* START *
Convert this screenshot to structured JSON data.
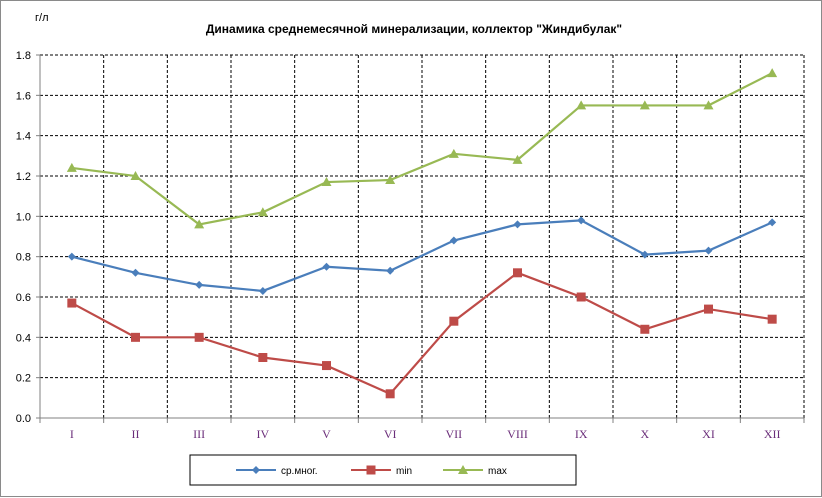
{
  "chart_data": {
    "type": "line",
    "title": "Динамика среднемесячной минерализации, коллектор \"Жиндибулак\"",
    "ylabel": "г/л",
    "xlabel": "",
    "categories": [
      "I",
      "II",
      "III",
      "IV",
      "V",
      "VI",
      "VII",
      "VIII",
      "IX",
      "X",
      "XI",
      "XII"
    ],
    "ylim": [
      0,
      1.8
    ],
    "yticks": [
      "0.0",
      "0.2",
      "0.4",
      "0.6",
      "0.8",
      "1.0",
      "1.2",
      "1.4",
      "1.6",
      "1.8"
    ],
    "grid": true,
    "legend_position": "bottom",
    "series": [
      {
        "name": "ср.мног.",
        "color": "#4a7ebb",
        "marker": "diamond",
        "values": [
          0.8,
          0.72,
          0.66,
          0.63,
          0.75,
          0.73,
          0.88,
          0.96,
          0.98,
          0.81,
          0.83,
          0.97
        ]
      },
      {
        "name": "min",
        "color": "#be4b48",
        "marker": "square",
        "values": [
          0.57,
          0.4,
          0.4,
          0.3,
          0.26,
          0.12,
          0.48,
          0.72,
          0.6,
          0.44,
          0.54,
          0.49
        ]
      },
      {
        "name": "max",
        "color": "#98b954",
        "marker": "triangle",
        "values": [
          1.24,
          1.2,
          0.96,
          1.02,
          1.17,
          1.18,
          1.31,
          1.28,
          1.55,
          1.55,
          1.55,
          1.71
        ]
      }
    ]
  }
}
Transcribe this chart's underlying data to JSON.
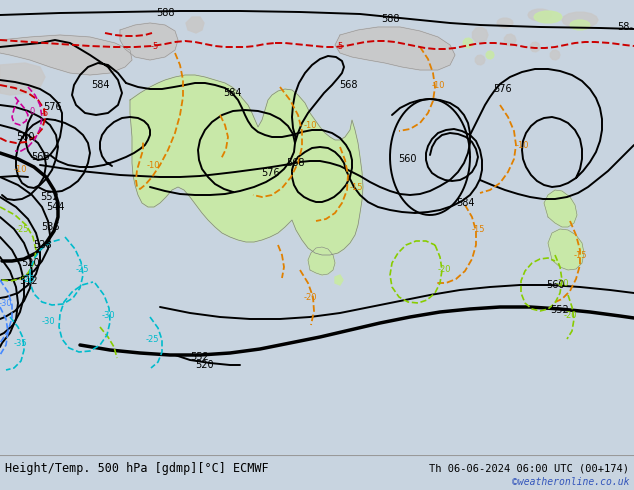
{
  "title_left": "Height/Temp. 500 hPa [gdmp][°C] ECMWF",
  "title_right": "Th 06-06-2024 06:00 UTC (00+174)",
  "watermark": "©weatheronline.co.uk",
  "bg_ocean": "#c8d4e0",
  "bg_land_gray": "#c8c8c8",
  "australia_green": "#c8e8a8",
  "fig_width": 6.34,
  "fig_height": 4.9,
  "dpi": 100,
  "bottom_bar_color": "#e0e0e0",
  "title_fontsize": 8.5,
  "watermark_color": "#3355bb",
  "col_black": "#000000",
  "col_orange": "#e08000",
  "col_red": "#cc0000",
  "col_green": "#88cc00",
  "col_cyan": "#00bbcc",
  "col_blue": "#4488ff",
  "col_magenta": "#cc0099"
}
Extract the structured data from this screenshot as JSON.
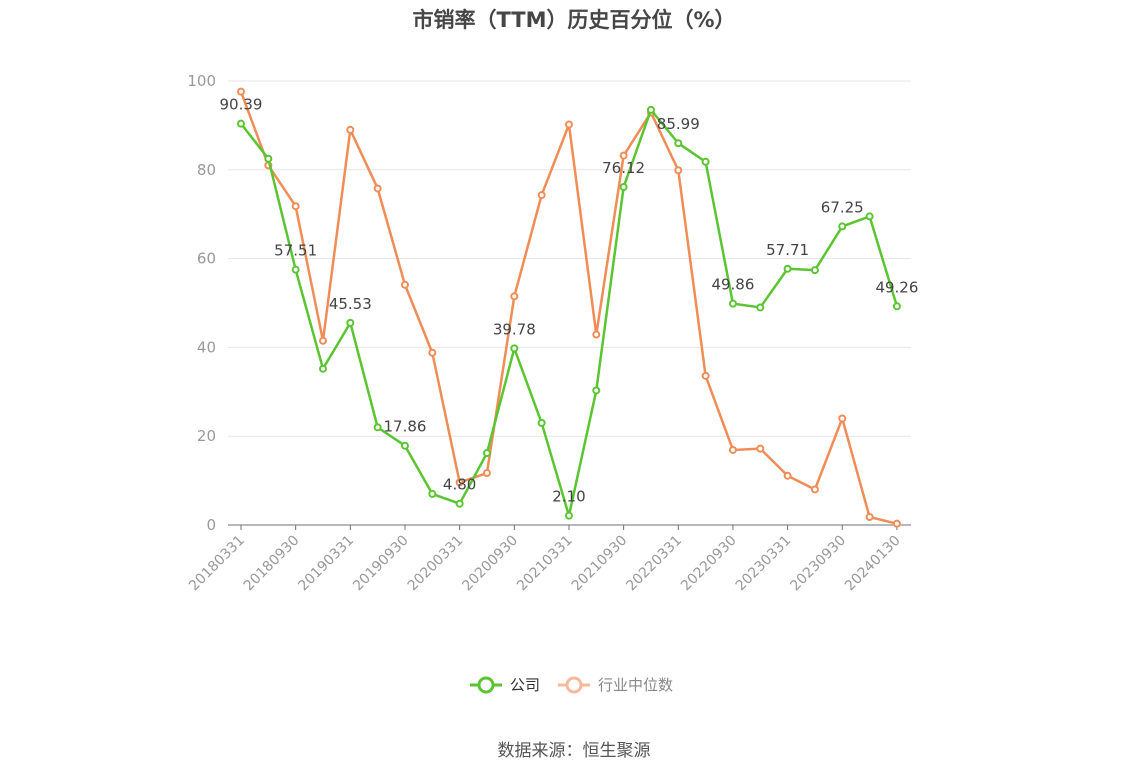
{
  "chart_data": {
    "type": "line",
    "title": "市销率（TTM）历史百分位（%）",
    "x_tick_labels": [
      "20180331",
      "20180930",
      "20190331",
      "20190930",
      "20200331",
      "20200930",
      "20210331",
      "20210930",
      "20220331",
      "20220930",
      "20230331",
      "20230930",
      "20240130"
    ],
    "y_ticks": [
      0,
      20,
      40,
      60,
      80,
      100
    ],
    "ylim": [
      0,
      100
    ],
    "grid": "horizontal",
    "legend_position": "bottom-center",
    "x": [
      "20180331",
      "20180630",
      "20180930",
      "20181231",
      "20190331",
      "20190630",
      "20190930",
      "20191231",
      "20200331",
      "20200630",
      "20200930",
      "20201231",
      "20210331",
      "20210630",
      "20210930",
      "20211231",
      "20220331",
      "20220630",
      "20220930",
      "20221231",
      "20230331",
      "20230630",
      "20230930",
      "20231231",
      "20240130"
    ],
    "series": [
      {
        "name": "公司",
        "color": "#5ac531",
        "values": [
          90.39,
          82.5,
          57.51,
          35.2,
          45.53,
          22.0,
          17.86,
          7.0,
          4.8,
          16.2,
          39.78,
          23.0,
          2.1,
          30.3,
          76.12,
          93.5,
          85.99,
          81.8,
          49.86,
          49.0,
          57.71,
          57.4,
          67.25,
          69.5,
          49.26
        ],
        "labels": {
          "0": "90.39",
          "2": "57.51",
          "4": "45.53",
          "6": "17.86",
          "8": "4.80",
          "10": "39.78",
          "12": "2.10",
          "14": "76.12",
          "16": "85.99",
          "18": "49.86",
          "20": "57.71",
          "22": "67.25",
          "24": "49.26"
        }
      },
      {
        "name": "行业中位数",
        "color": "#f08c55",
        "values": [
          97.6,
          81.0,
          71.8,
          41.5,
          89.0,
          75.8,
          54.1,
          38.8,
          9.6,
          11.7,
          51.5,
          74.3,
          90.2,
          42.9,
          83.2,
          92.9,
          79.9,
          33.6,
          16.9,
          17.2,
          11.1,
          8.0,
          24.0,
          1.8,
          0.3
        ],
        "labels": {}
      }
    ]
  },
  "legend": {
    "company_label": "公司",
    "industry_label": "行业中位数",
    "company_color": "#5ac531",
    "industry_color": "#f6b99a"
  },
  "source_note": "数据来源：恒生聚源"
}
* END *
GIVEN INSTRUCTION - Skip the pictures, then retype every line above exactly.

CORRECT RESPONSE -
Convert this screenshot to structured JSON data.
{
  "chart_data": {
    "type": "line",
    "title": "Динамика среднемесячной минерализации, коллектор \"Жиндибулак\"",
    "ylabel": "г/л",
    "xlabel": "",
    "categories": [
      "I",
      "II",
      "III",
      "IV",
      "V",
      "VI",
      "VII",
      "VIII",
      "IX",
      "X",
      "XI",
      "XII"
    ],
    "ylim": [
      0,
      1.8
    ],
    "yticks": [
      "0.0",
      "0.2",
      "0.4",
      "0.6",
      "0.8",
      "1.0",
      "1.2",
      "1.4",
      "1.6",
      "1.8"
    ],
    "grid": true,
    "legend_position": "bottom",
    "series": [
      {
        "name": "ср.мног.",
        "color": "#4a7ebb",
        "marker": "diamond",
        "values": [
          0.8,
          0.72,
          0.66,
          0.63,
          0.75,
          0.73,
          0.88,
          0.96,
          0.98,
          0.81,
          0.83,
          0.97
        ]
      },
      {
        "name": "min",
        "color": "#be4b48",
        "marker": "square",
        "values": [
          0.57,
          0.4,
          0.4,
          0.3,
          0.26,
          0.12,
          0.48,
          0.72,
          0.6,
          0.44,
          0.54,
          0.49
        ]
      },
      {
        "name": "max",
        "color": "#98b954",
        "marker": "triangle",
        "values": [
          1.24,
          1.2,
          0.96,
          1.02,
          1.17,
          1.18,
          1.31,
          1.28,
          1.55,
          1.55,
          1.55,
          1.71
        ]
      }
    ]
  }
}
Transcribe this chart's underlying data to JSON.
{
  "title_left": "Height/Temp. 500 hPa [gdmp][°C] ECMWF",
  "title_right": "Th 06-06-2024 06:00 UTC (00+174)",
  "watermark": "©weatheronline.co.uk",
  "bg_ocean": "#c8d4e0",
  "bg_land_gray": "#c8c8c8",
  "australia_green": "#c8e8a8",
  "fig_width": 6.34,
  "fig_height": 4.9,
  "dpi": 100,
  "bottom_bar_color": "#e0e0e0",
  "title_fontsize": 8.5,
  "watermark_color": "#3355bb",
  "col_black": "#000000",
  "col_orange": "#e08000",
  "col_red": "#cc0000",
  "col_green": "#88cc00",
  "col_cyan": "#00bbcc",
  "col_blue": "#4488ff",
  "col_magenta": "#cc0099"
}
Extract the structured data from this screenshot as JSON.
{
  "chart_data": {
    "type": "line",
    "title": "市销率（TTM）历史百分位（%）",
    "x_tick_labels": [
      "20180331",
      "20180930",
      "20190331",
      "20190930",
      "20200331",
      "20200930",
      "20210331",
      "20210930",
      "20220331",
      "20220930",
      "20230331",
      "20230930",
      "20240130"
    ],
    "y_ticks": [
      0,
      20,
      40,
      60,
      80,
      100
    ],
    "ylim": [
      0,
      100
    ],
    "grid": "horizontal",
    "legend_position": "bottom-center",
    "x": [
      "20180331",
      "20180630",
      "20180930",
      "20181231",
      "20190331",
      "20190630",
      "20190930",
      "20191231",
      "20200331",
      "20200630",
      "20200930",
      "20201231",
      "20210331",
      "20210630",
      "20210930",
      "20211231",
      "20220331",
      "20220630",
      "20220930",
      "20221231",
      "20230331",
      "20230630",
      "20230930",
      "20231231",
      "20240130"
    ],
    "series": [
      {
        "name": "公司",
        "color": "#5ac531",
        "values": [
          90.39,
          82.5,
          57.51,
          35.2,
          45.53,
          22.0,
          17.86,
          7.0,
          4.8,
          16.2,
          39.78,
          23.0,
          2.1,
          30.3,
          76.12,
          93.5,
          85.99,
          81.8,
          49.86,
          49.0,
          57.71,
          57.4,
          67.25,
          69.5,
          49.26
        ],
        "labels": {
          "0": "90.39",
          "2": "57.51",
          "4": "45.53",
          "6": "17.86",
          "8": "4.80",
          "10": "39.78",
          "12": "2.10",
          "14": "76.12",
          "16": "85.99",
          "18": "49.86",
          "20": "57.71",
          "22": "67.25",
          "24": "49.26"
        }
      },
      {
        "name": "行业中位数",
        "color": "#f08c55",
        "values": [
          97.6,
          81.0,
          71.8,
          41.5,
          89.0,
          75.8,
          54.1,
          38.8,
          9.6,
          11.7,
          51.5,
          74.3,
          90.2,
          42.9,
          83.2,
          92.9,
          79.9,
          33.6,
          16.9,
          17.2,
          11.1,
          8.0,
          24.0,
          1.8,
          0.3
        ],
        "labels": {}
      }
    ]
  },
  "legend": {
    "company_label": "公司",
    "industry_label": "行业中位数",
    "company_color": "#5ac531",
    "industry_color": "#f6b99a"
  },
  "source_note": "数据来源：恒生聚源"
}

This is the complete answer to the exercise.